*Aim of the exercise*
Skip the pictures. Copy all the rest of the records down exactly.

================

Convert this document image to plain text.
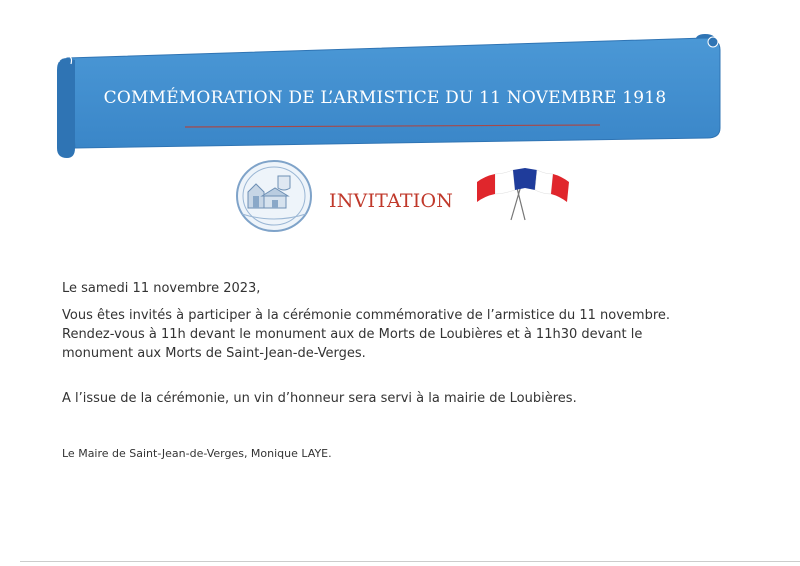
COMMÉMORATION DE L’ARMISTICE DU 11 NOVEMBRE 1918
INVITATION
Le samedi 11 novembre 2023,
Vous êtes invités à participer à la cérémonie commémorative de l’armistice du 11 novembre. Rendez-vous à 11h devant le monument aux de Morts de Loubières et à 11h30 devant le monument aux Morts de Saint-Jean-de-Verges.
A l’issue de la cérémonie, un vin d’honneur sera servi à la mairie de Loubières.
Le Maire de Saint-Jean-de-Verges, Monique LAYE.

================

*Full answer*
Convert this document image to plain text.
COMMÉMORATION DE L’ARMISTICE DU 11 NOVEMBRE 1918
INVITATION
Le samedi 11 novembre 2023,
Vous êtes invités à participer à la cérémonie commémorative de l’armistice du 11 novembre. Rendez-vous à 11h devant le monument aux de Morts de Loubières et à 11h30 devant le monument aux Morts de Saint-Jean-de-Verges.
A l’issue de la cérémonie, un vin d’honneur sera servi à la mairie de Loubières.
Le Maire de Saint-Jean-de-Verges, Monique LAYE.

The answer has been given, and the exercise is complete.